* _Objective_: Say how many lines hold the string "sous", and nothing more.

[Data listing]
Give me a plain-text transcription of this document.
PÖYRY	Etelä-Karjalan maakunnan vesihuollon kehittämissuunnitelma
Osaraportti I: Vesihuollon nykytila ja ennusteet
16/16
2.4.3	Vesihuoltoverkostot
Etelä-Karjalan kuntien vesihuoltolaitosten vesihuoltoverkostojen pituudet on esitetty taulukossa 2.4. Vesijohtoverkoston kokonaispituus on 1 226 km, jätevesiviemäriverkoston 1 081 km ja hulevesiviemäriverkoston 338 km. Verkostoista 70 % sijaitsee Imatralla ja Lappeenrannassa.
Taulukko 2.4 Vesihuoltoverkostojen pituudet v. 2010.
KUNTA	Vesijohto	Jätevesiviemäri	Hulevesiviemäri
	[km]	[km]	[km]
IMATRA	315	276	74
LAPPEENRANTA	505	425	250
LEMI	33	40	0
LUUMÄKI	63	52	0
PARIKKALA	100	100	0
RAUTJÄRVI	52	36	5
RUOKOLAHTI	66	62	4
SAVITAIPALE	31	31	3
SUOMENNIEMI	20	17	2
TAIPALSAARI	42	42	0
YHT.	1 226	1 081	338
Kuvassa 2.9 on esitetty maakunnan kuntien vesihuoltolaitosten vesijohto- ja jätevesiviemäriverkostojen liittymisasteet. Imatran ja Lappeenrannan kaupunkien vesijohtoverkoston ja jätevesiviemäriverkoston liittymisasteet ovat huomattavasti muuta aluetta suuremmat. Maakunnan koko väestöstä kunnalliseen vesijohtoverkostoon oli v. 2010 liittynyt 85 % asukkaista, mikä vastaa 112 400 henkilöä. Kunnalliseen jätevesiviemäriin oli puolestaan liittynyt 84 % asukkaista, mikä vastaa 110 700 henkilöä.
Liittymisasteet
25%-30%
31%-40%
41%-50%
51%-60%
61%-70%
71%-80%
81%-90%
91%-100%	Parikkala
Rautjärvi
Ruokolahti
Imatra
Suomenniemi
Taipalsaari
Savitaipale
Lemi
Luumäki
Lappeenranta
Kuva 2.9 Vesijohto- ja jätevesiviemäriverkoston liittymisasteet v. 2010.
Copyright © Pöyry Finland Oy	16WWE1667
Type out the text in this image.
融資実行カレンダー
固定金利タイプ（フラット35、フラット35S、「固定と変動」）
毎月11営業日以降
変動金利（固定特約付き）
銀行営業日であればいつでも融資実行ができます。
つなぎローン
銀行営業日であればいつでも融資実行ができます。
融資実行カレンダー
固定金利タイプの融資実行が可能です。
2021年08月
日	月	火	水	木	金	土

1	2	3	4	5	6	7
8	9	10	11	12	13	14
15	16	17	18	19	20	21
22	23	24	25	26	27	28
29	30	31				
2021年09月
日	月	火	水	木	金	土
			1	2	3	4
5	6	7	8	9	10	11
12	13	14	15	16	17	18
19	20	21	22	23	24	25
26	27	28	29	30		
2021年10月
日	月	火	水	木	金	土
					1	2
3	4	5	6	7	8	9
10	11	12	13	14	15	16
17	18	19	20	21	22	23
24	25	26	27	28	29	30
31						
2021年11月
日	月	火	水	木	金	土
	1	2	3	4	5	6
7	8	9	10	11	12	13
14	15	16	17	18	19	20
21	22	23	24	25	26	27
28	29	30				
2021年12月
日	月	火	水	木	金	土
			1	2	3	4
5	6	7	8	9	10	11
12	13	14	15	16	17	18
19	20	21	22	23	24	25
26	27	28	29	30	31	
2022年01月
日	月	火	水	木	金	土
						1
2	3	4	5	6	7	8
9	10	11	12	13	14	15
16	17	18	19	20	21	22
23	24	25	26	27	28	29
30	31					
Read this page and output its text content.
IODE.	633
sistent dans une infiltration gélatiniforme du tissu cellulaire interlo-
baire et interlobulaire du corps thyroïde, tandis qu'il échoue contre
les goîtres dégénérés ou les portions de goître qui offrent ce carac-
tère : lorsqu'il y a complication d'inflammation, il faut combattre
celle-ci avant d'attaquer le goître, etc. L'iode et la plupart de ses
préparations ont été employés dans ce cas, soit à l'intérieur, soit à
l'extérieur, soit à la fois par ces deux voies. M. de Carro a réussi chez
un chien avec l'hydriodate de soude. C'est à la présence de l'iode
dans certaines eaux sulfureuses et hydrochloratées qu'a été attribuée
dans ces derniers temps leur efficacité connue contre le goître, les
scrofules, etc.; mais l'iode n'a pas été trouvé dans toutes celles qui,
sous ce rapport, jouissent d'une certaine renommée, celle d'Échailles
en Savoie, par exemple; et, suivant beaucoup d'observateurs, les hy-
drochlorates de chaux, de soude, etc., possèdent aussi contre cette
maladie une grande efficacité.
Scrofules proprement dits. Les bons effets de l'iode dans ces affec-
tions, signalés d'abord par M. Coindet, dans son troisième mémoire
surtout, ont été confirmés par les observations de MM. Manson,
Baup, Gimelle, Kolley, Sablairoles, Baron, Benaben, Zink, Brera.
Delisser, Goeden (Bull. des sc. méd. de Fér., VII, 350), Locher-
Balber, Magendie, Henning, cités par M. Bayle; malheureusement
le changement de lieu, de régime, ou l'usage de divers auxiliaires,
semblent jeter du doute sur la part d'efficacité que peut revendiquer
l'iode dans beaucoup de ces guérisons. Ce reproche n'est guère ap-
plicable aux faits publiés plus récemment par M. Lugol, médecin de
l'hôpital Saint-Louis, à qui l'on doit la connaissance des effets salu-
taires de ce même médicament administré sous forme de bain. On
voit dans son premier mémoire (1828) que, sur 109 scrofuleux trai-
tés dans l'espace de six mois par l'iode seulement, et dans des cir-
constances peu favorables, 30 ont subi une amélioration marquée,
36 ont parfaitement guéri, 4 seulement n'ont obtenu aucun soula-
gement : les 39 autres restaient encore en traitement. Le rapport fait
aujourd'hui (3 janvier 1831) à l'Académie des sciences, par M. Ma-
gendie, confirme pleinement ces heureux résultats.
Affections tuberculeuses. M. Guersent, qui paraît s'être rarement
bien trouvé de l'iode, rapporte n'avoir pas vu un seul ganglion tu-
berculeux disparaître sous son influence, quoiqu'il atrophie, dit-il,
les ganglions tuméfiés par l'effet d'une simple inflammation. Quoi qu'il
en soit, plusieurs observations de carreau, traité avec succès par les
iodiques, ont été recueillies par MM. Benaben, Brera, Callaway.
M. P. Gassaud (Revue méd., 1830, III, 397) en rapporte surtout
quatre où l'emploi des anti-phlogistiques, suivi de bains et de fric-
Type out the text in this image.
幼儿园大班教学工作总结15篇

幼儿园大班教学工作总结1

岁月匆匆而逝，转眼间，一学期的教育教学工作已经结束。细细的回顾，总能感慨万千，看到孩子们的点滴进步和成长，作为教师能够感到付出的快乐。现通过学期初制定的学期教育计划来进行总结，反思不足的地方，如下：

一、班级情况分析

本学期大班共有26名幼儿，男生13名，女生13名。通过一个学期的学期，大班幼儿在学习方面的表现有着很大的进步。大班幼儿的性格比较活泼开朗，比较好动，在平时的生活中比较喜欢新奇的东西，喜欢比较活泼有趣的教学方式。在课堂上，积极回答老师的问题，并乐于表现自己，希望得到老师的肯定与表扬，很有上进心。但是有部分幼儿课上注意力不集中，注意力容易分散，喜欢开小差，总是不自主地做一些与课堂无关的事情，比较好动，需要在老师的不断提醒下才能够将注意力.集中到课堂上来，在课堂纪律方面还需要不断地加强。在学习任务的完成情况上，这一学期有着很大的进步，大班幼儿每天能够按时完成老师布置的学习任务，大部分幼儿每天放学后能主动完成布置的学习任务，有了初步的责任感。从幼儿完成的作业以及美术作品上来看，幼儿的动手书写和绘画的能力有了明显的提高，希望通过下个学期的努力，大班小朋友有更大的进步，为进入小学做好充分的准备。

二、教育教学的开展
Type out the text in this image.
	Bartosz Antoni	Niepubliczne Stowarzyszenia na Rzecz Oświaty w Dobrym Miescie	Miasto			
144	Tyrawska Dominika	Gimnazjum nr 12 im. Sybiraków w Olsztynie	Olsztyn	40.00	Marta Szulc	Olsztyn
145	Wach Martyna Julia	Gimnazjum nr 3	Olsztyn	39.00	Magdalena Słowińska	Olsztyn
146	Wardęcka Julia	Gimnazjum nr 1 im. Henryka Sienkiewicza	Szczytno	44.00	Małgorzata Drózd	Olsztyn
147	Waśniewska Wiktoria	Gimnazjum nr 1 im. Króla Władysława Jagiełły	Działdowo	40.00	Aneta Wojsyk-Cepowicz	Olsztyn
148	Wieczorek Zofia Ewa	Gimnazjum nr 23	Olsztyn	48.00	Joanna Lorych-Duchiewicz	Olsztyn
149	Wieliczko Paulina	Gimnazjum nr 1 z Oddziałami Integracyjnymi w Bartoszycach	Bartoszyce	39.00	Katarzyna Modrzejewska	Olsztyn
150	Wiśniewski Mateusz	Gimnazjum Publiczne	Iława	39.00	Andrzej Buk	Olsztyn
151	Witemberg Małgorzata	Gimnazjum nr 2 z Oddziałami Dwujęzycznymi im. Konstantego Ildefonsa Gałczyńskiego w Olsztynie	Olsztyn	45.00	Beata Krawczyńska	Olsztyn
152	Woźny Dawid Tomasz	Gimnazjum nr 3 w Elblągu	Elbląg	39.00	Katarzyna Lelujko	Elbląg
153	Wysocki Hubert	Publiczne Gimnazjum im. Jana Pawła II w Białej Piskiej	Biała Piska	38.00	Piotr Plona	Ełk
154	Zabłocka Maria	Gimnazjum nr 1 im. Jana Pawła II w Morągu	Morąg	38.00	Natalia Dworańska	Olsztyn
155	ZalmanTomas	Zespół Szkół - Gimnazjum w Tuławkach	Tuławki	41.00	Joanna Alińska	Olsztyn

* _The result_: 3